* BEGIN RECORD EXTRACTS *

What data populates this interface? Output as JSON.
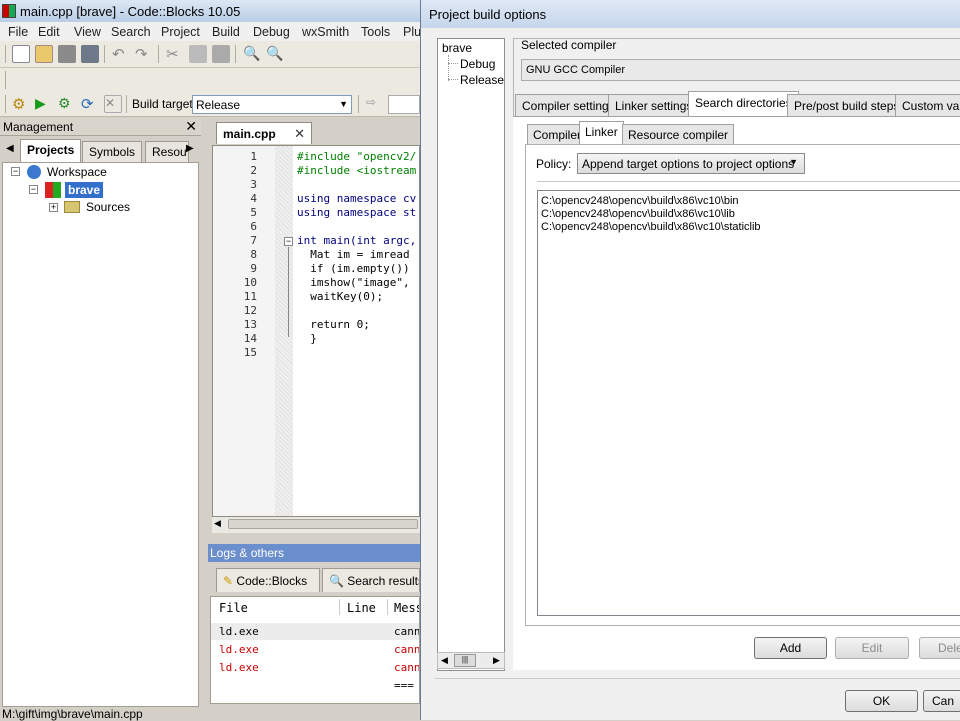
{
  "main_window": {
    "title": "main.cpp [brave] - Code::Blocks 10.05",
    "menu": [
      "File",
      "Edit",
      "View",
      "Search",
      "Project",
      "Build",
      "Debug",
      "wxSmith",
      "Tools",
      "Plu"
    ],
    "build_target_label": "Build target:",
    "build_target_value": "Release"
  },
  "management": {
    "title": "Management",
    "tabs": [
      "Projects",
      "Symbols",
      "Resou"
    ],
    "tree": {
      "workspace": "Workspace",
      "project": "brave",
      "folder": "Sources"
    }
  },
  "editor": {
    "tab_label": "main.cpp",
    "lines": [
      {
        "n": "1",
        "text": "#include \"opencv2/"
      },
      {
        "n": "2",
        "text": "#include <iostream"
      },
      {
        "n": "3",
        "text": ""
      },
      {
        "n": "4",
        "text": "using namespace cv"
      },
      {
        "n": "5",
        "text": "using namespace st"
      },
      {
        "n": "6",
        "text": ""
      },
      {
        "n": "7",
        "text": "int main(int argc,"
      },
      {
        "n": "8",
        "text": "  Mat im = imread"
      },
      {
        "n": "9",
        "text": "  if (im.empty())"
      },
      {
        "n": "10",
        "text": "  imshow(\"image\","
      },
      {
        "n": "11",
        "text": "  waitKey(0);"
      },
      {
        "n": "12",
        "text": ""
      },
      {
        "n": "13",
        "text": "  return 0;"
      },
      {
        "n": "14",
        "text": "  }"
      },
      {
        "n": "15",
        "text": ""
      }
    ]
  },
  "logs": {
    "title": "Logs & others",
    "tabs": [
      "Code::Blocks",
      "Search results"
    ],
    "columns": [
      "File",
      "Line",
      "Mess"
    ],
    "rows": [
      {
        "file": "ld.exe",
        "msg": "cann",
        "color": "#000000"
      },
      {
        "file": "ld.exe",
        "msg": "cann",
        "color": "#cc0000"
      },
      {
        "file": "ld.exe",
        "msg": "cann",
        "color": "#cc0000"
      },
      {
        "file": "",
        "msg": "===",
        "color": "#000000"
      }
    ]
  },
  "status_bar": "M:\\gift\\img\\brave\\main.cpp",
  "dialog": {
    "title": "Project build options",
    "tree": [
      "brave",
      "Debug",
      "Release"
    ],
    "selected_compiler_label": "Selected compiler",
    "selected_compiler": "GNU GCC Compiler",
    "tabs": [
      "Compiler settings",
      "Linker settings",
      "Search directories",
      "Pre/post build steps",
      "Custom varia"
    ],
    "subtabs": [
      "Compiler",
      "Linker",
      "Resource compiler"
    ],
    "policy_label": "Policy:",
    "policy_value": "Append target options to project options",
    "directories": [
      "C:\\opencv248\\opencv\\build\\x86\\vc10\\bin",
      "C:\\opencv248\\opencv\\build\\x86\\vc10\\lib",
      "C:\\opencv248\\opencv\\build\\x86\\vc10\\staticlib"
    ],
    "buttons": {
      "add": "Add",
      "edit": "Edit",
      "delete": "Dele",
      "ok": "OK",
      "cancel": "Can"
    }
  }
}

* END RECORD EXTRACTS *

TO DO:
Copy the whole of the material above exactly, but not its images.

WRITTEN REPLY:
What data populates this interface? Output as JSON.
{
  "main_window": {
    "title": "main.cpp [brave] - Code::Blocks 10.05",
    "menu": [
      "File",
      "Edit",
      "View",
      "Search",
      "Project",
      "Build",
      "Debug",
      "wxSmith",
      "Tools",
      "Plu"
    ],
    "build_target_label": "Build target:",
    "build_target_value": "Release"
  },
  "management": {
    "title": "Management",
    "tabs": [
      "Projects",
      "Symbols",
      "Resou"
    ],
    "tree": {
      "workspace": "Workspace",
      "project": "brave",
      "folder": "Sources"
    }
  },
  "editor": {
    "tab_label": "main.cpp",
    "lines": [
      {
        "n": "1",
        "text": "#include \"opencv2/"
      },
      {
        "n": "2",
        "text": "#include <iostream"
      },
      {
        "n": "3",
        "text": ""
      },
      {
        "n": "4",
        "text": "using namespace cv"
      },
      {
        "n": "5",
        "text": "using namespace st"
      },
      {
        "n": "6",
        "text": ""
      },
      {
        "n": "7",
        "text": "int main(int argc,"
      },
      {
        "n": "8",
        "text": "  Mat im = imread"
      },
      {
        "n": "9",
        "text": "  if (im.empty())"
      },
      {
        "n": "10",
        "text": "  imshow(\"image\","
      },
      {
        "n": "11",
        "text": "  waitKey(0);"
      },
      {
        "n": "12",
        "text": ""
      },
      {
        "n": "13",
        "text": "  return 0;"
      },
      {
        "n": "14",
        "text": "  }"
      },
      {
        "n": "15",
        "text": ""
      }
    ]
  },
  "logs": {
    "title": "Logs & others",
    "tabs": [
      "Code::Blocks",
      "Search results"
    ],
    "columns": [
      "File",
      "Line",
      "Mess"
    ],
    "rows": [
      {
        "file": "ld.exe",
        "msg": "cann",
        "color": "#000000"
      },
      {
        "file": "ld.exe",
        "msg": "cann",
        "color": "#cc0000"
      },
      {
        "file": "ld.exe",
        "msg": "cann",
        "color": "#cc0000"
      },
      {
        "file": "",
        "msg": "===",
        "color": "#000000"
      }
    ]
  },
  "status_bar": "M:\\gift\\img\\brave\\main.cpp",
  "dialog": {
    "title": "Project build options",
    "tree": [
      "brave",
      "Debug",
      "Release"
    ],
    "selected_compiler_label": "Selected compiler",
    "selected_compiler": "GNU GCC Compiler",
    "tabs": [
      "Compiler settings",
      "Linker settings",
      "Search directories",
      "Pre/post build steps",
      "Custom varia"
    ],
    "subtabs": [
      "Compiler",
      "Linker",
      "Resource compiler"
    ],
    "policy_label": "Policy:",
    "policy_value": "Append target options to project options",
    "directories": [
      "C:\\opencv248\\opencv\\build\\x86\\vc10\\bin",
      "C:\\opencv248\\opencv\\build\\x86\\vc10\\lib",
      "C:\\opencv248\\opencv\\build\\x86\\vc10\\staticlib"
    ],
    "buttons": {
      "add": "Add",
      "edit": "Edit",
      "delete": "Dele",
      "ok": "OK",
      "cancel": "Can"
    }
  }
}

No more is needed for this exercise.